Saved data entries:
──────
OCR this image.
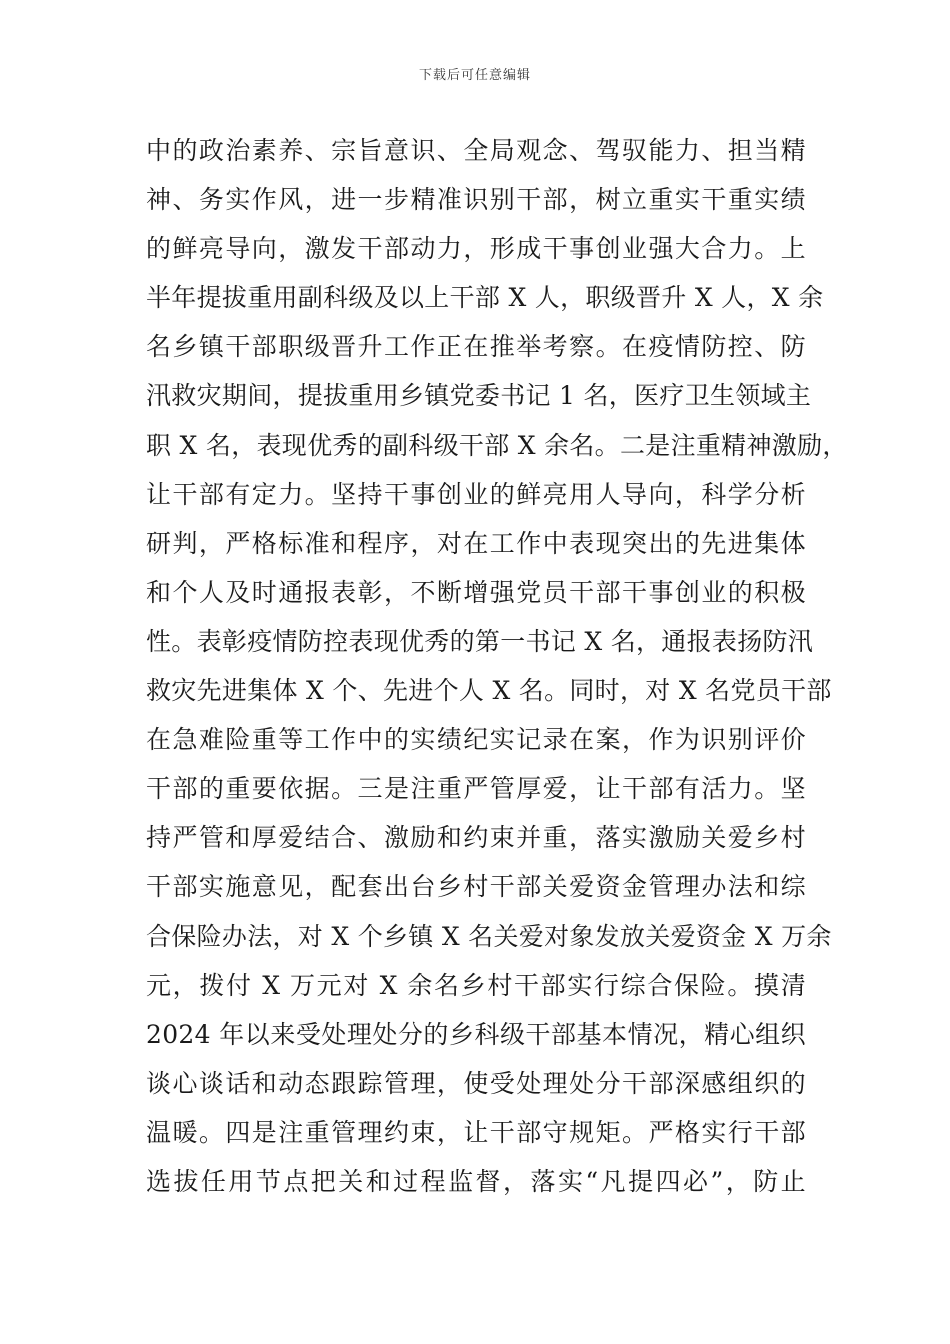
下载后可任意编辑
中的政治素养、宗旨意识、全局观念、驾驭能力、担当精
神、务实作风，进一步精准识别干部，树立重实干重实绩
的鲜亮导向，激发干部动力，形成干事创业强大合力。上
半年提拔重用副科级及以上干部 X 人，职级晋升 X 人，X 余
名乡镇干部职级晋升工作正在推举考察。在疫情防控、防
汛救灾期间，提拔重用乡镇党委书记 1 名，医疗卫生领域主
职 X 名，表现优秀的副科级干部 X 余名。二是注重精神激励，
让干部有定力。坚持干事创业的鲜亮用人导向，科学分析
研判，严格标准和程序，对在工作中表现突出的先进集体
和个人及时通报表彰，不断增强党员干部干事创业的积极
性。表彰疫情防控表现优秀的第一书记 X 名，通报表扬防汛
救灾先进集体 X 个、先进个人 X 名。同时，对 X 名党员干部
在急难险重等工作中的实绩纪实记录在案，作为识别评价
干部的重要依据。三是注重严管厚爱，让干部有活力。坚
持严管和厚爱结合、激励和约束并重，落实激励关爱乡村
干部实施意见，配套出台乡村干部关爱资金管理办法和综
合保险办法，对 X 个乡镇 X 名关爱对象发放关爱资金 X 万余
元，拨付 X 万元对 X 余名乡村干部实行综合保险。摸清
2024 年以来受处理处分的乡科级干部基本情况，精心组织
谈心谈话和动态跟踪管理，使受处理处分干部深感组织的
温暖。四是注重管理约束，让干部守规矩。严格实行干部
选拔任用节点把关和过程监督，落实“凡提四必”，防止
──────
Copy the listing in full and without alteration, omitting every picture.

OCR this image.
下载后可任意编辑
中的政治素养、宗旨意识、全局观念、驾驭能力、担当精
神、务实作风，进一步精准识别干部，树立重实干重实绩
的鲜亮导向，激发干部动力，形成干事创业强大合力。上
半年提拔重用副科级及以上干部 X 人，职级晋升 X 人，X 余
名乡镇干部职级晋升工作正在推举考察。在疫情防控、防
汛救灾期间，提拔重用乡镇党委书记 1 名，医疗卫生领域主
职 X 名，表现优秀的副科级干部 X 余名。二是注重精神激励，
让干部有定力。坚持干事创业的鲜亮用人导向，科学分析
研判，严格标准和程序，对在工作中表现突出的先进集体
和个人及时通报表彰，不断增强党员干部干事创业的积极
性。表彰疫情防控表现优秀的第一书记 X 名，通报表扬防汛
救灾先进集体 X 个、先进个人 X 名。同时，对 X 名党员干部
在急难险重等工作中的实绩纪实记录在案，作为识别评价
干部的重要依据。三是注重严管厚爱，让干部有活力。坚
持严管和厚爱结合、激励和约束并重，落实激励关爱乡村
干部实施意见，配套出台乡村干部关爱资金管理办法和综
合保险办法，对 X 个乡镇 X 名关爱对象发放关爱资金 X 万余
元，拨付 X 万元对 X 余名乡村干部实行综合保险。摸清
2024 年以来受处理处分的乡科级干部基本情况，精心组织
谈心谈话和动态跟踪管理，使受处理处分干部深感组织的
温暖。四是注重管理约束，让干部守规矩。严格实行干部
选拔任用节点把关和过程监督，落实“凡提四必”，防止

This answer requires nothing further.